→ Task directions
Give every line from the entries that contains "Output".

START Record extracts

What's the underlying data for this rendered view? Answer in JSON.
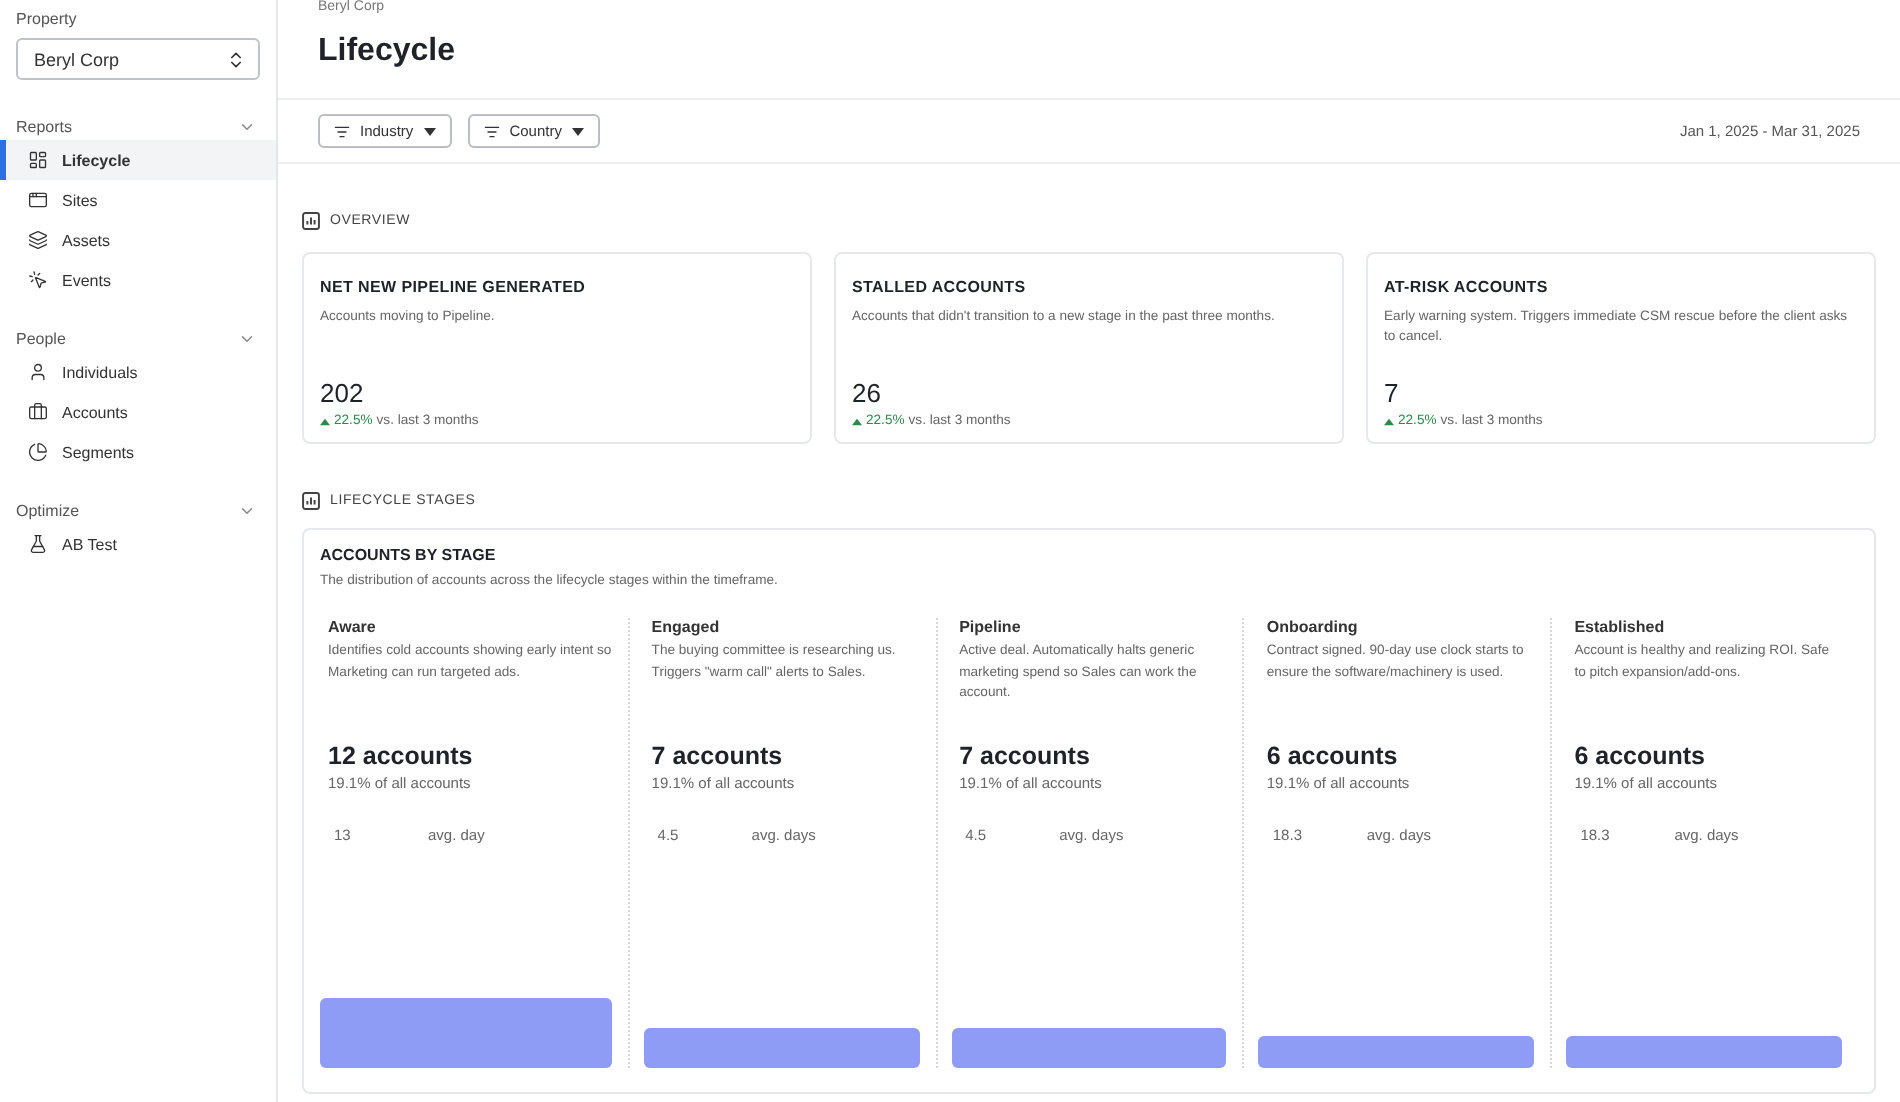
{
  "sidebar": {
    "property_label": "Property",
    "property_value": "Beryl Corp",
    "groups": [
      {
        "title": "Reports",
        "items": [
          {
            "label": "Lifecycle",
            "selected": true
          },
          {
            "label": "Sites",
            "selected": false
          },
          {
            "label": "Assets",
            "selected": false
          },
          {
            "label": "Events",
            "selected": false
          }
        ]
      },
      {
        "title": "People",
        "items": [
          {
            "label": "Individuals",
            "selected": false
          },
          {
            "label": "Accounts",
            "selected": false
          },
          {
            "label": "Segments",
            "selected": false
          }
        ]
      },
      {
        "title": "Optimize",
        "items": [
          {
            "label": "AB Test",
            "selected": false
          }
        ]
      }
    ]
  },
  "header": {
    "breadcrumb": "Beryl Corp",
    "title": "Lifecycle"
  },
  "filters": [
    "Industry",
    "Country"
  ],
  "date_range": "Jan 1, 2025 - Mar 31, 2025",
  "overview": {
    "label": "OVERVIEW",
    "cards": [
      {
        "title": "NET NEW PIPELINE GENERATED",
        "description": "Accounts moving to Pipeline.",
        "value": "202",
        "delta": "22.5%",
        "delta_note": "vs. last 3 months"
      },
      {
        "title": "STALLED ACCOUNTS",
        "description": "Accounts that didn't transition to a new stage in the past three months.",
        "value": "26",
        "delta": "22.5%",
        "delta_note": "vs. last 3 months"
      },
      {
        "title": "AT-RISK ACCOUNTS",
        "description": "Early warning system. Triggers immediate CSM rescue before the client asks to cancel.",
        "value": "7",
        "delta": "22.5%",
        "delta_note": "vs. last 3 months"
      }
    ]
  },
  "lifecycle": {
    "label": "LIFECYCLE STAGES",
    "title": "ACCOUNTS BY STAGE",
    "description": "The distribution of accounts across the lifecycle stages within the timeframe.",
    "stages": [
      {
        "name": "Aware",
        "description": "Identifies cold accounts showing early intent so Marketing can run targeted ads.",
        "count": "12 accounts",
        "share": "19.1% of all accounts",
        "avg_value": "13",
        "avg_unit": "avg. day",
        "kind": "tall"
      },
      {
        "name": "Engaged",
        "description": "The buying committee is researching us. Triggers \"warm call\" alerts to Sales.",
        "count": "7 accounts",
        "share": "19.1% of all accounts",
        "avg_value": "4.5",
        "avg_unit": "avg. days",
        "kind": "medium"
      },
      {
        "name": "Pipeline",
        "description": "Active deal. Automatically halts generic marketing spend so Sales can work the account.",
        "count": "7 accounts",
        "share": "19.1% of all accounts",
        "avg_value": "4.5",
        "avg_unit": "avg. days",
        "kind": "medium"
      },
      {
        "name": "Onboarding",
        "description": "Contract signed. 90-day use clock starts to ensure the software/machinery is used.",
        "count": "6 accounts",
        "share": "19.1% of all accounts",
        "avg_value": "18.3",
        "avg_unit": "avg. days",
        "kind": "short"
      },
      {
        "name": "Established",
        "description": "Account is healthy and realizing ROI. Safe to pitch expansion/add-ons.",
        "count": "6 accounts",
        "share": "19.1% of all accounts",
        "avg_value": "18.3",
        "avg_unit": "avg. days",
        "kind": "short"
      }
    ]
  }
}
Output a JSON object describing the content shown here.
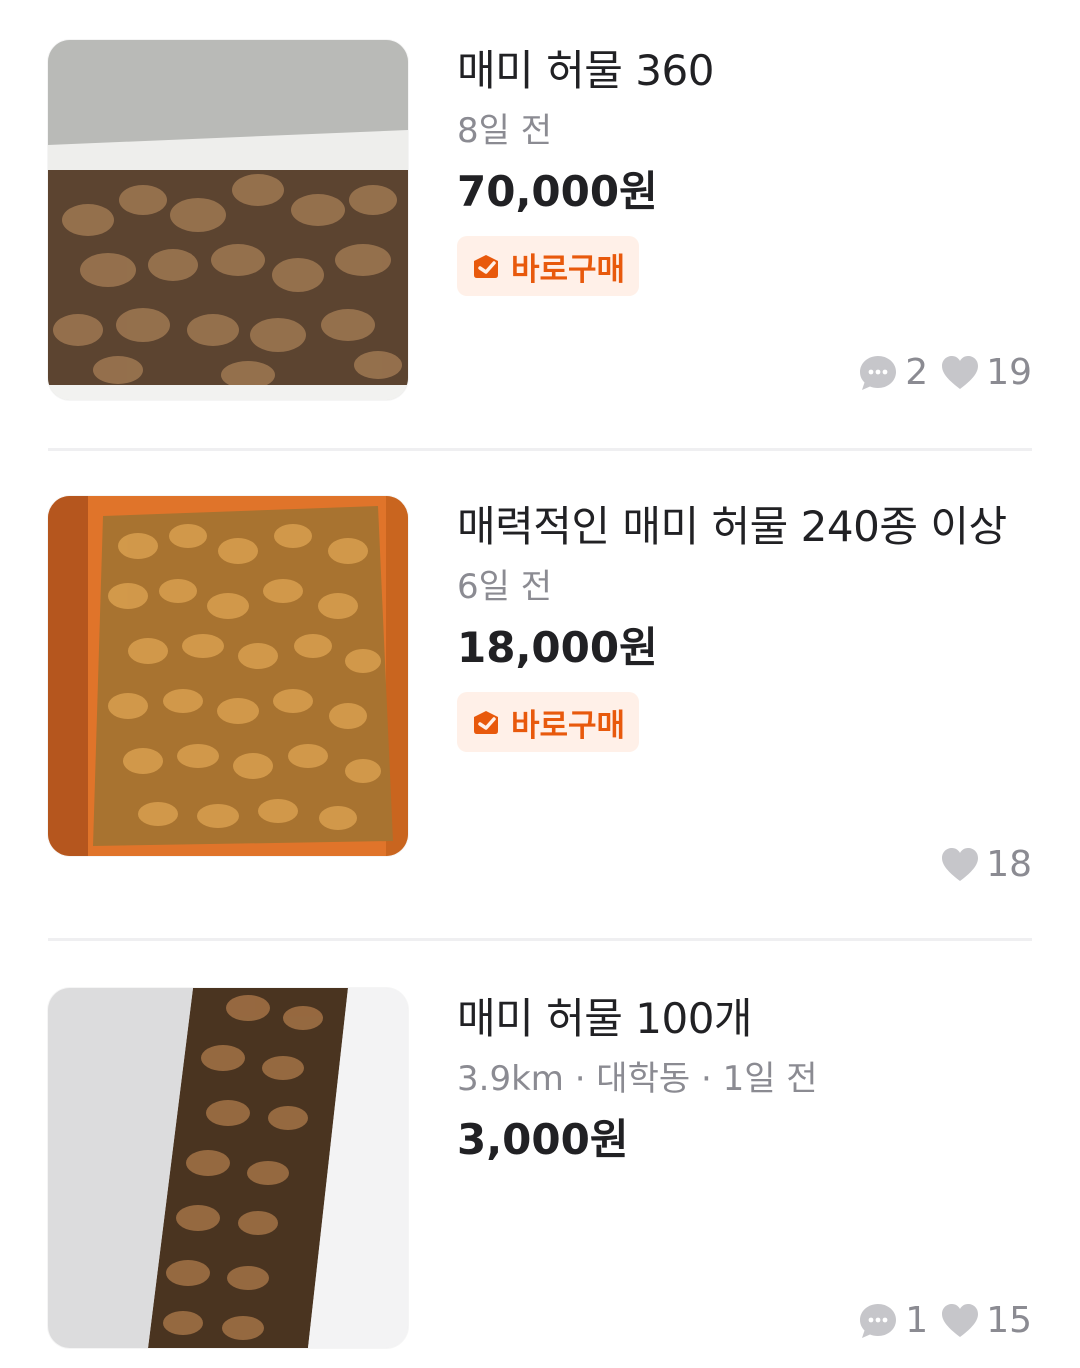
{
  "listings": [
    {
      "title": "매미 허물 360",
      "meta": "8일 전",
      "price": "70,000원",
      "badge": "바로구매",
      "comments": "2",
      "likes": "19",
      "thumb_colors": {
        "bg": "#c9cac7",
        "box": "#6d4f33",
        "accent": "#a07a50"
      }
    },
    {
      "title": "매력적인 매미 허물 240종 이상",
      "meta": "6일 전",
      "price": "18,000원",
      "badge": "바로구매",
      "likes": "18",
      "thumb_colors": {
        "bg": "#e0742a",
        "box": "#b97a2e",
        "accent": "#d89a45"
      }
    },
    {
      "title": "매미 허물 100개",
      "meta": "3.9km · 대학동 · 1일 전",
      "price": "3,000원",
      "comments": "1",
      "likes": "15",
      "thumb_colors": {
        "bg": "#e9e9ea",
        "box": "#5a3f27",
        "accent": "#9a6c42"
      }
    }
  ],
  "icons": {
    "comment": "chat-bubble-icon",
    "like": "heart-icon",
    "badge": "bag-icon"
  },
  "colors": {
    "badge_text": "#e8590c",
    "badge_bg": "#fff0e8",
    "muted": "#8b8b92",
    "icon_gray": "#c6c6ca"
  }
}
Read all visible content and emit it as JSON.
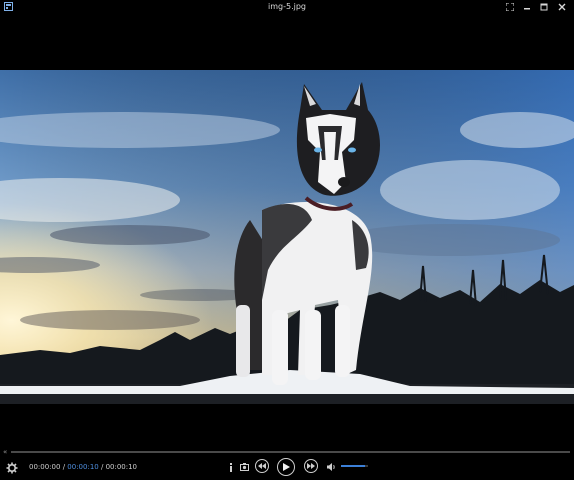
{
  "window": {
    "title": "img-5.jpg",
    "icons": [
      "app-icon",
      "fullscreen-icon",
      "minimize-icon",
      "maximize-icon",
      "close-icon"
    ]
  },
  "viewer": {
    "image_subject": "siberian husky standing on snow at sunset"
  },
  "playback": {
    "current_time": "00:00:00",
    "separator": "/",
    "duration": "00:00:10",
    "elapsed_display": "00:00:10",
    "progress": 0.0,
    "volume": 0.9
  },
  "colors": {
    "accent": "#3c80d8",
    "background": "#000000",
    "text": "#cfcfcf"
  }
}
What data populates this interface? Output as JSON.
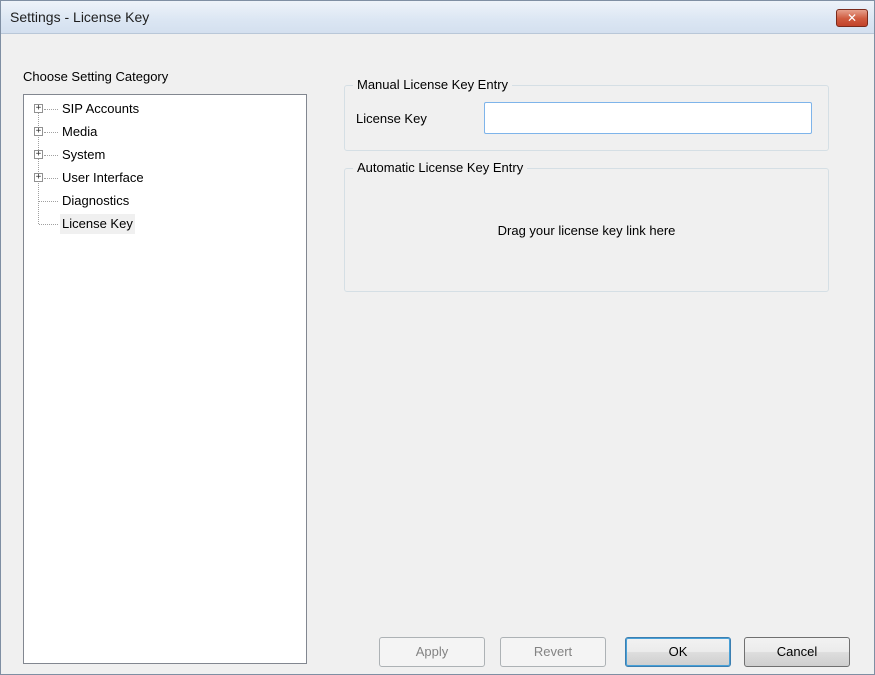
{
  "window": {
    "title": "Settings - License Key",
    "close_glyph": "✕"
  },
  "sidebar": {
    "heading": "Choose Setting Category",
    "items": [
      {
        "label": "SIP Accounts",
        "expandable": true
      },
      {
        "label": "Media",
        "expandable": true
      },
      {
        "label": "System",
        "expandable": true
      },
      {
        "label": "User Interface",
        "expandable": true
      },
      {
        "label": "Diagnostics",
        "expandable": false
      },
      {
        "label": "License Key",
        "expandable": false,
        "selected": true
      }
    ],
    "expander_glyph": "+"
  },
  "manual": {
    "legend": "Manual License Key Entry",
    "field_label": "License Key",
    "field_value": ""
  },
  "automatic": {
    "legend": "Automatic License Key Entry",
    "drop_text": "Drag your license key link here"
  },
  "buttons": {
    "apply": "Apply",
    "revert": "Revert",
    "ok": "OK",
    "cancel": "Cancel"
  },
  "colors": {
    "close_button": "#c2432a",
    "input_focus_border": "#7eb4ea"
  }
}
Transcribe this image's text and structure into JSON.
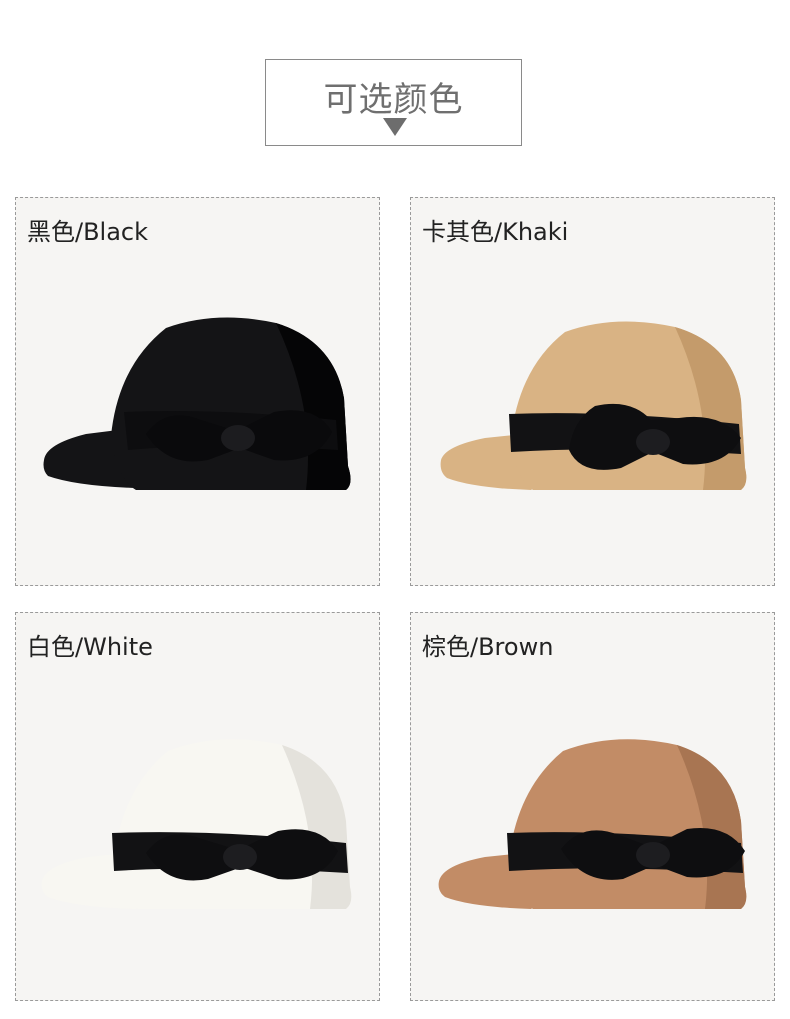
{
  "header": {
    "title": "可选颜色"
  },
  "colors": [
    {
      "label": "黑色/Black",
      "felt": "#141416",
      "felt_shade": "#050506",
      "ribbon": "#0d0d0f"
    },
    {
      "label": "卡其色/Khaki",
      "felt": "#d9b384",
      "felt_shade": "#c49b6b",
      "ribbon": "#121214"
    },
    {
      "label": "白色/White",
      "felt": "#f8f7f2",
      "felt_shade": "#e4e2dc",
      "ribbon": "#121214"
    },
    {
      "label": "棕色/Brown",
      "felt": "#c28c66",
      "felt_shade": "#a87552",
      "ribbon": "#121214"
    }
  ]
}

END Record extracts

→ Solution
Output a JSON object describing the content shown here.
What data populates this interface? Output as JSON.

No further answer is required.